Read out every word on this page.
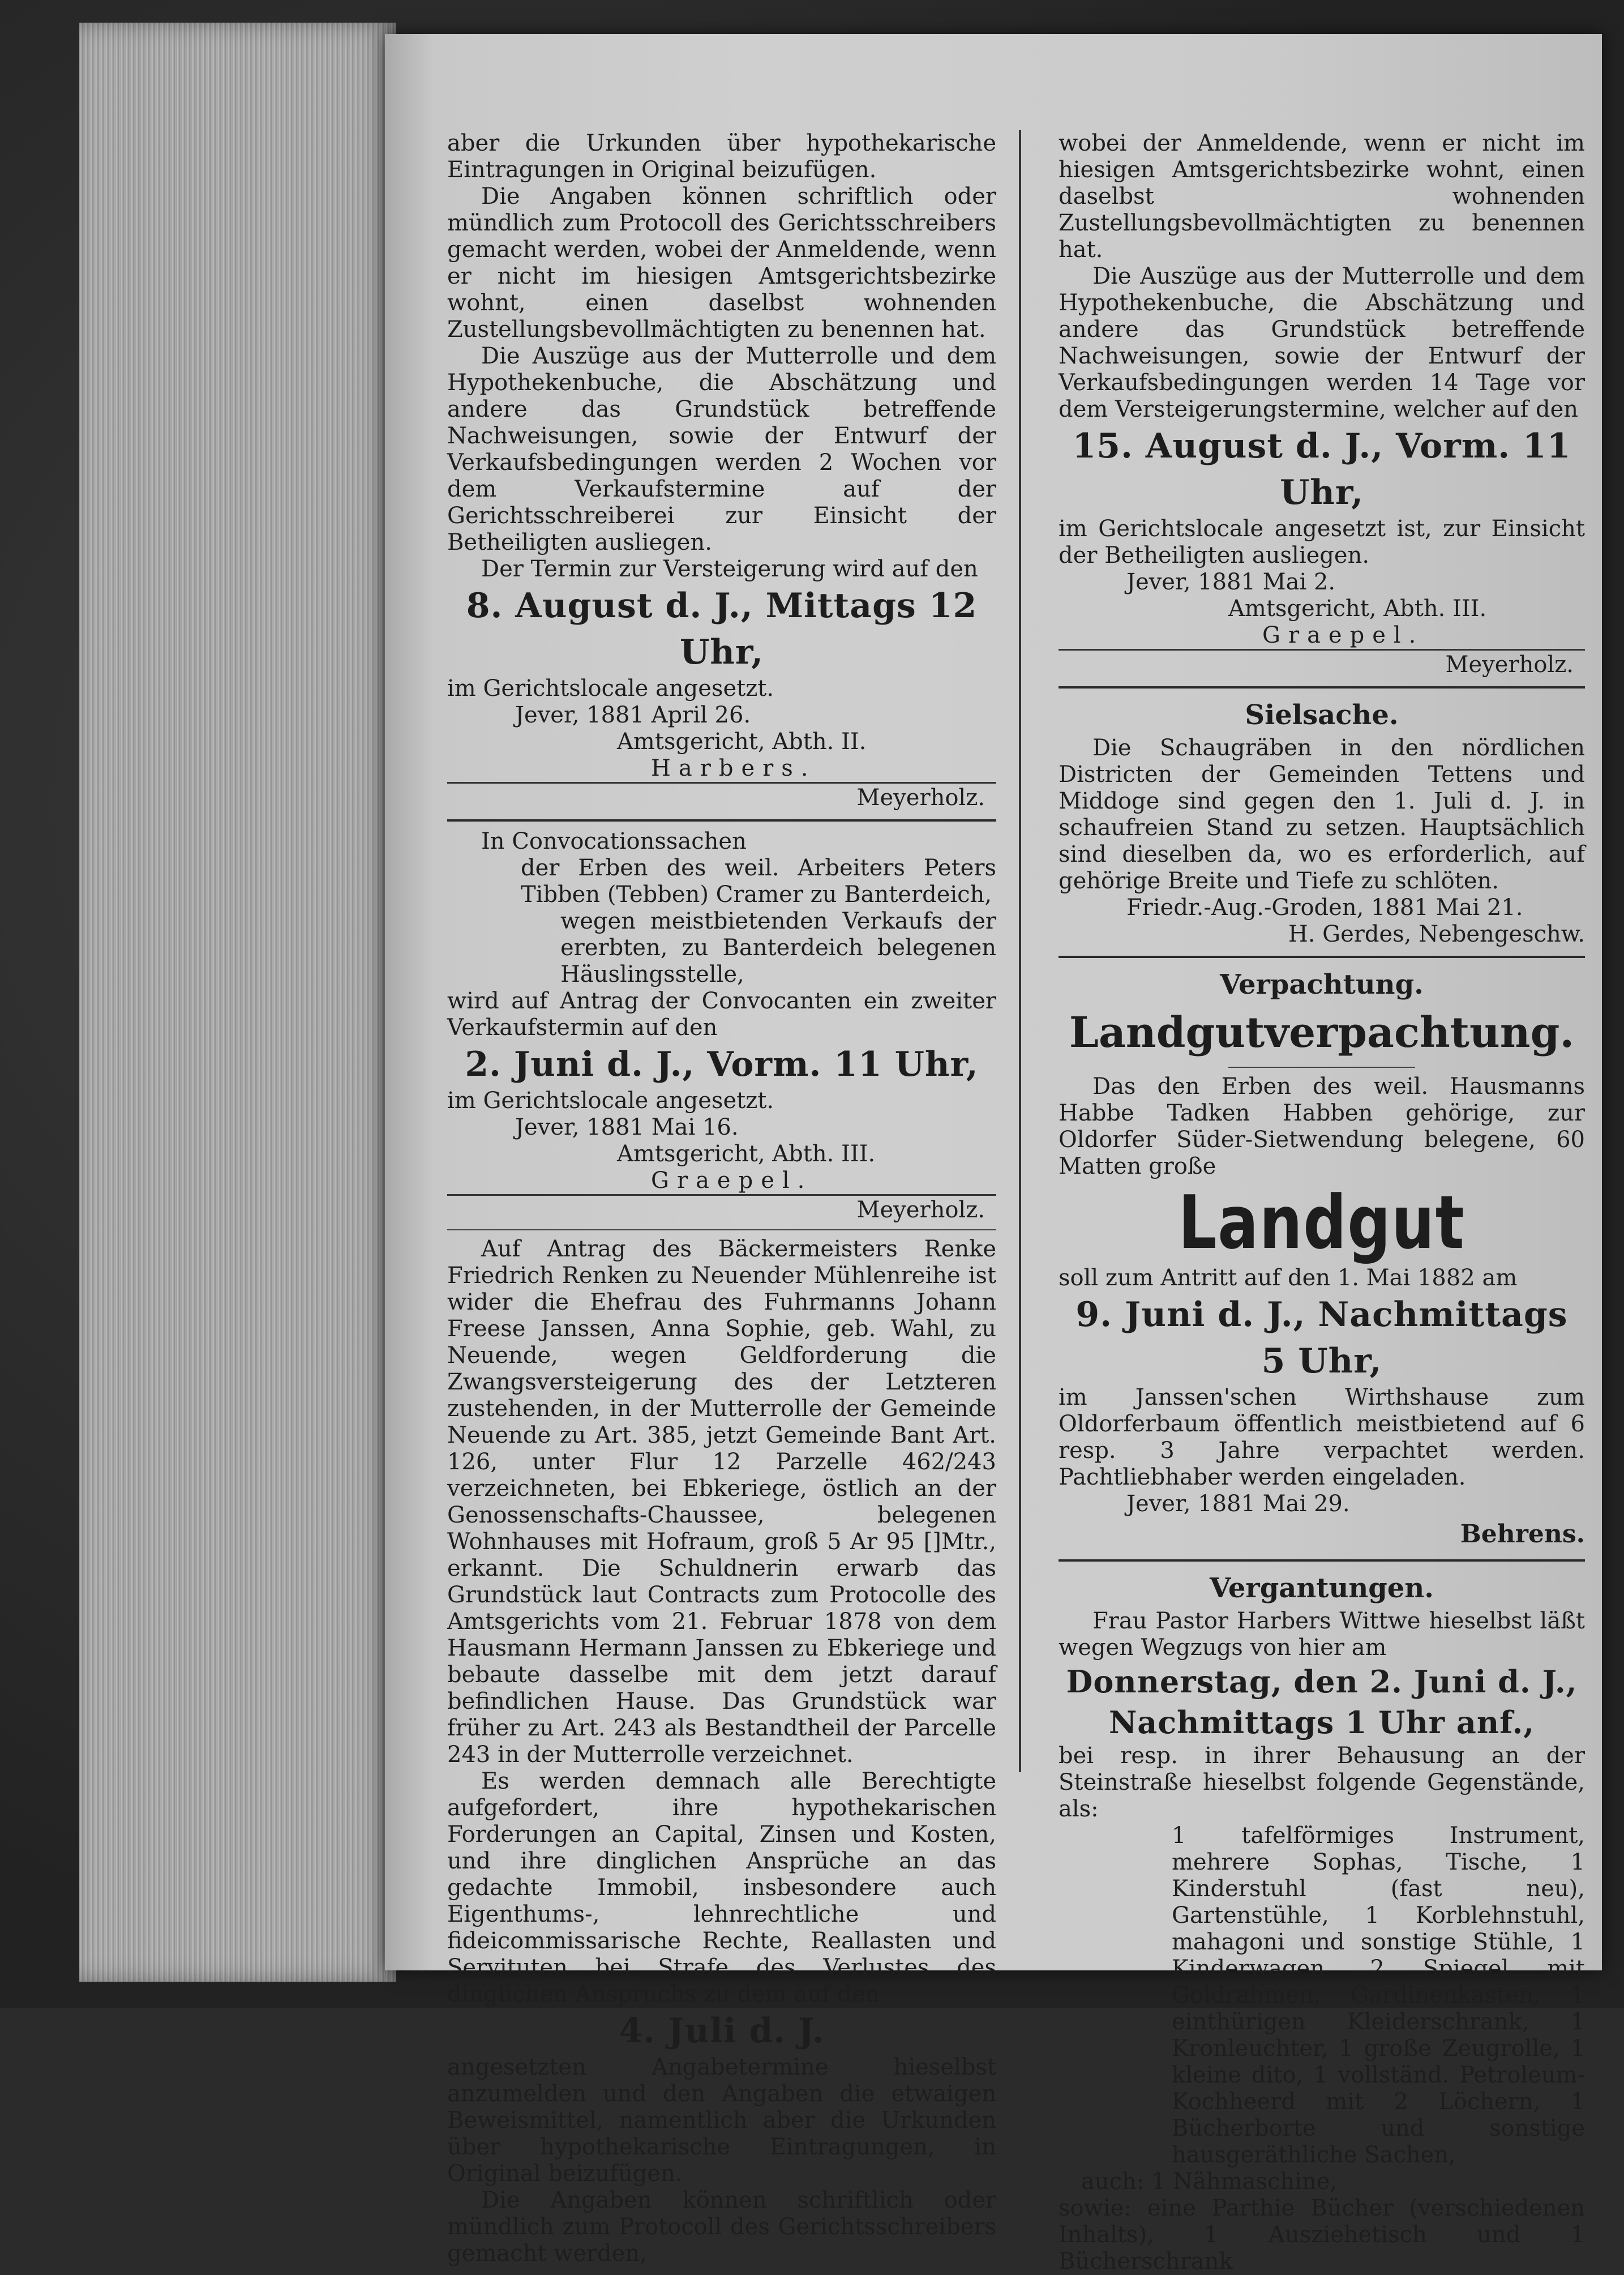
aber die Urkunden über hypothekarische Eintragungen in Original beizufügen.

Die Angaben können schriftlich oder mündlich zum Protocoll des Gerichtsschreibers gemacht werden, wobei der Anmeldende, wenn er nicht im hiesigen Amtsgerichtsbezirke wohnt, einen daselbst wohnenden Zustellungsbevollmächtigten zu benennen hat.

Die Auszüge aus der Mutterrolle und dem Hypothekenbuche, die Abschätzung und andere das Grundstück betreffende Nachweisungen, sowie der Entwurf der Verkaufsbedingungen werden 2 Wochen vor dem Verkaufstermine auf der Gerichtsschreiberei zur Einsicht der Betheiligten ausliegen.

Der Termin zur Versteigerung wird auf den

8. August d. J., Mittags 12 Uhr,

im Gerichtslocale angesetzt.

Jever, 1881 April 26.

Amtsgericht, Abth. II.

Harbers.

Meyerholz.

In Convocationssachen

der Erben des weil. Arbeiters Peters Tibben (Tebben) Cramer zu Banterdeich,

wegen meistbietenden Verkaufs der ererbten, zu Banterdeich belegenen Häuslingsstelle,

wird auf Antrag der Convocanten ein zweiter Verkaufstermin auf den

2. Juni d. J., Vorm. 11 Uhr,

im Gerichtslocale angesetzt.

Jever, 1881 Mai 16.

Amtsgericht, Abth. III.

Graepel.

Meyerholz.

Auf Antrag des Bäckermeisters Renke Friedrich Renken zu Neuender Mühlenreihe ist wider die Ehefrau des Fuhrmanns Johann Freese Janssen, Anna Sophie, geb. Wahl, zu Neuende, wegen Geldforderung die Zwangsversteigerung des der Letzteren zustehenden, in der Mutterrolle der Gemeinde Neuende zu Art. 385, jetzt Gemeinde Bant Art. 126, unter Flur 12 Parzelle 462/243 verzeichneten, bei Ebkeriege, östlich an der Genossenschafts-Chaussee, belegenen Wohnhauses mit Hofraum, groß 5 Ar 95 []Mtr., erkannt. Die Schuldnerin erwarb das Grundstück laut Contracts zum Protocolle des Amtsgerichts vom 21. Februar 1878 von dem Hausmann Hermann Janssen zu Ebkeriege und bebaute dasselbe mit dem jetzt darauf befindlichen Hause. Das Grundstück war früher zu Art. 243 als Bestandtheil der Parcelle 243 in der Mutterrolle verzeichnet.

Es werden demnach alle Berechtigte aufgefordert, ihre hypothekarischen Forderungen an Capital, Zinsen und Kosten, und ihre dinglichen Ansprüche an das gedachte Immobil, insbesondere auch Eigenthums-, lehnrechtliche und fideicommissarische Rechte, Reallasten und Servituten bei Strafe des Verlustes des dinglichen Anspruchs zu dem auf den

4. Juli d. J.

angesetzten Angabetermine hieselbst anzumelden und den Angaben die etwaigen Beweismittel, namentlich aber die Urkunden über hypothekarische Eintragungen, in Original beizufügen.

Die Angaben können schriftlich oder mündlich zum Protocoll des Gerichtsschreibers gemacht werden,

wobei der Anmeldende, wenn er nicht im hiesigen Amtsgerichtsbezirke wohnt, einen daselbst wohnenden Zustellungsbevollmächtigten zu benennen hat.

Die Auszüge aus der Mutterrolle und dem Hypothekenbuche, die Abschätzung und andere das Grundstück betreffende Nachweisungen, sowie der Entwurf der Verkaufsbedingungen werden 14 Tage vor dem Versteigerungstermine, welcher auf den

15. August d. J., Vorm. 11 Uhr,

im Gerichtslocale angesetzt ist, zur Einsicht der Betheiligten ausliegen.

Jever, 1881 Mai 2.

Amtsgericht, Abth. III.

Graepel.

Meyerholz.

Sielsache.

Die Schaugräben in den nördlichen Districten der Gemeinden Tettens und Middoge sind gegen den 1. Juli d. J. in schaufreien Stand zu setzen. Hauptsächlich sind dieselben da, wo es erforderlich, auf gehörige Breite und Tiefe zu schlöten.

Friedr.-Aug.-Groden, 1881 Mai 21.

H. Gerdes, Nebengeschw.

Verpachtung.

Landgutverpachtung.

Das den Erben des weil. Hausmanns Habbe Tadken Habben gehörige, zur Oldorfer Süder-Sietwendung belegene, 60 Matten große

Landgut

soll zum Antritt auf den 1. Mai 1882 am

9. Juni d. J., Nachmittags 5 Uhr,

im Janssen'schen Wirthshause zum Oldorferbaum öffentlich meistbietend auf 6 resp. 3 Jahre verpachtet werden. Pachtliebhaber werden eingeladen.

Jever, 1881 Mai 29.

Behrens.

Vergantungen.

Frau Pastor Harbers Wittwe hieselbst läßt wegen Wegzugs von hier am

Donnerstag, den 2. Juni d. J.,

Nachmittags 1 Uhr anf.,

bei resp. in ihrer Behausung an der Steinstraße hieselbst folgende Gegenstände, als:

1 tafelförmiges Instrument, mehrere Sophas, Tische, 1 Kinderstuhl (fast neu), Gartenstühle, 1 Korblehnstuhl, mahagoni und sonstige Stühle, 1 Kinderwagen, 2 Spiegel mit Goldrahmen, Gardinenkasten, 1 einthürigen Kleiderschrank, 1 Kronleuchter, 1 große Zeugrolle, 1 kleine dito, 1 vollständ. Petroleum-Kochheerd mit 2 Löchern, 1 Bücherborte und sonstige hausgeräthliche Sachen,

auch: 1 Nähmaschine,

sowie: eine Parthie Bücher (verschiedenen Inhalts), 1 Ausziehetisch und 1 Bücherschrank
------------------------------------------------
#### [Task brief]
Write out each entry exactly as given, but skip the pictures.

#### [Result]
Read out every word on this page.
aber die Urkunden über hypothekarische Eintragungen in Original beizufügen.

Die Angaben können schriftlich oder mündlich zum Protocoll des Gerichtsschreibers gemacht werden, wobei der Anmeldende, wenn er nicht im hiesigen Amtsgerichtsbezirke wohnt, einen daselbst wohnenden Zustellungsbevollmächtigten zu benennen hat.

Die Auszüge aus der Mutterrolle und dem Hypothekenbuche, die Abschätzung und andere das Grundstück betreffende Nachweisungen, sowie der Entwurf der Verkaufsbedingungen werden 2 Wochen vor dem Verkaufstermine auf der Gerichtsschreiberei zur Einsicht der Betheiligten ausliegen.

Der Termin zur Versteigerung wird auf den

8. August d. J., Mittags 12 Uhr,

im Gerichtslocale angesetzt.

Jever, 1881 April 26.

Amtsgericht, Abth. II.

Harbers.

Meyerholz.

In Convocationssachen

der Erben des weil. Arbeiters Peters Tibben (Tebben) Cramer zu Banterdeich,

wegen meistbietenden Verkaufs der ererbten, zu Banterdeich belegenen Häuslingsstelle,

wird auf Antrag der Convocanten ein zweiter Verkaufstermin auf den

2. Juni d. J., Vorm. 11 Uhr,

im Gerichtslocale angesetzt.

Jever, 1881 Mai 16.

Amtsgericht, Abth. III.

Graepel.

Meyerholz.

Auf Antrag des Bäckermeisters Renke Friedrich Renken zu Neuender Mühlenreihe ist wider die Ehefrau des Fuhrmanns Johann Freese Janssen, Anna Sophie, geb. Wahl, zu Neuende, wegen Geldforderung die Zwangsversteigerung des der Letzteren zustehenden, in der Mutterrolle der Gemeinde Neuende zu Art. 385, jetzt Gemeinde Bant Art. 126, unter Flur 12 Parzelle 462/243 verzeichneten, bei Ebkeriege, östlich an der Genossenschafts-Chaussee, belegenen Wohnhauses mit Hofraum, groß 5 Ar 95 []Mtr., erkannt. Die Schuldnerin erwarb das Grundstück laut Contracts zum Protocolle des Amtsgerichts vom 21. Februar 1878 von dem Hausmann Hermann Janssen zu Ebkeriege und bebaute dasselbe mit dem jetzt darauf befindlichen Hause. Das Grundstück war früher zu Art. 243 als Bestandtheil der Parcelle 243 in der Mutterrolle verzeichnet.

Es werden demnach alle Berechtigte aufgefordert, ihre hypothekarischen Forderungen an Capital, Zinsen und Kosten, und ihre dinglichen Ansprüche an das gedachte Immobil, insbesondere auch Eigenthums-, lehnrechtliche und fideicommissarische Rechte, Reallasten und Servituten bei Strafe des Verlustes des dinglichen Anspruchs zu dem auf den

4. Juli d. J.

angesetzten Angabetermine hieselbst anzumelden und den Angaben die etwaigen Beweismittel, namentlich aber die Urkunden über hypothekarische Eintragungen, in Original beizufügen.

Die Angaben können schriftlich oder mündlich zum Protocoll des Gerichtsschreibers gemacht werden,

wobei der Anmeldende, wenn er nicht im hiesigen Amtsgerichtsbezirke wohnt, einen daselbst wohnenden Zustellungsbevollmächtigten zu benennen hat.

Die Auszüge aus der Mutterrolle und dem Hypothekenbuche, die Abschätzung und andere das Grundstück betreffende Nachweisungen, sowie der Entwurf der Verkaufsbedingungen werden 14 Tage vor dem Versteigerungstermine, welcher auf den

15. August d. J., Vorm. 11 Uhr,

im Gerichtslocale angesetzt ist, zur Einsicht der Betheiligten ausliegen.

Jever, 1881 Mai 2.

Amtsgericht, Abth. III.

Graepel.

Meyerholz.

Sielsache.

Die Schaugräben in den nördlichen Districten der Gemeinden Tettens und Middoge sind gegen den 1. Juli d. J. in schaufreien Stand zu setzen. Hauptsächlich sind dieselben da, wo es erforderlich, auf gehörige Breite und Tiefe zu schlöten.

Friedr.-Aug.-Groden, 1881 Mai 21.

H. Gerdes, Nebengeschw.

Verpachtung.

Landgutverpachtung.

Das den Erben des weil. Hausmanns Habbe Tadken Habben gehörige, zur Oldorfer Süder-Sietwendung belegene, 60 Matten große

Landgut

soll zum Antritt auf den 1. Mai 1882 am

9. Juni d. J., Nachmittags 5 Uhr,

im Janssen'schen Wirthshause zum Oldorferbaum öffentlich meistbietend auf 6 resp. 3 Jahre verpachtet werden. Pachtliebhaber werden eingeladen.

Jever, 1881 Mai 29.

Behrens.

Vergantungen.

Frau Pastor Harbers Wittwe hieselbst läßt wegen Wegzugs von hier am

Donnerstag, den 2. Juni d. J.,

Nachmittags 1 Uhr anf.,

bei resp. in ihrer Behausung an der Steinstraße hieselbst folgende Gegenstände, als:

1 tafelförmiges Instrument, mehrere Sophas, Tische, 1 Kinderstuhl (fast neu), Gartenstühle, 1 Korblehnstuhl, mahagoni und sonstige Stühle, 1 Kinderwagen, 2 Spiegel mit Goldrahmen, Gardinenkasten, 1 einthürigen Kleiderschrank, 1 Kronleuchter, 1 große Zeugrolle, 1 kleine dito, 1 vollständ. Petroleum-Kochheerd mit 2 Löchern, 1 Bücherborte und sonstige hausgeräthliche Sachen,

auch: 1 Nähmaschine,

sowie: eine Parthie Bücher (verschiedenen Inhalts), 1 Ausziehetisch und 1 Bücherschrank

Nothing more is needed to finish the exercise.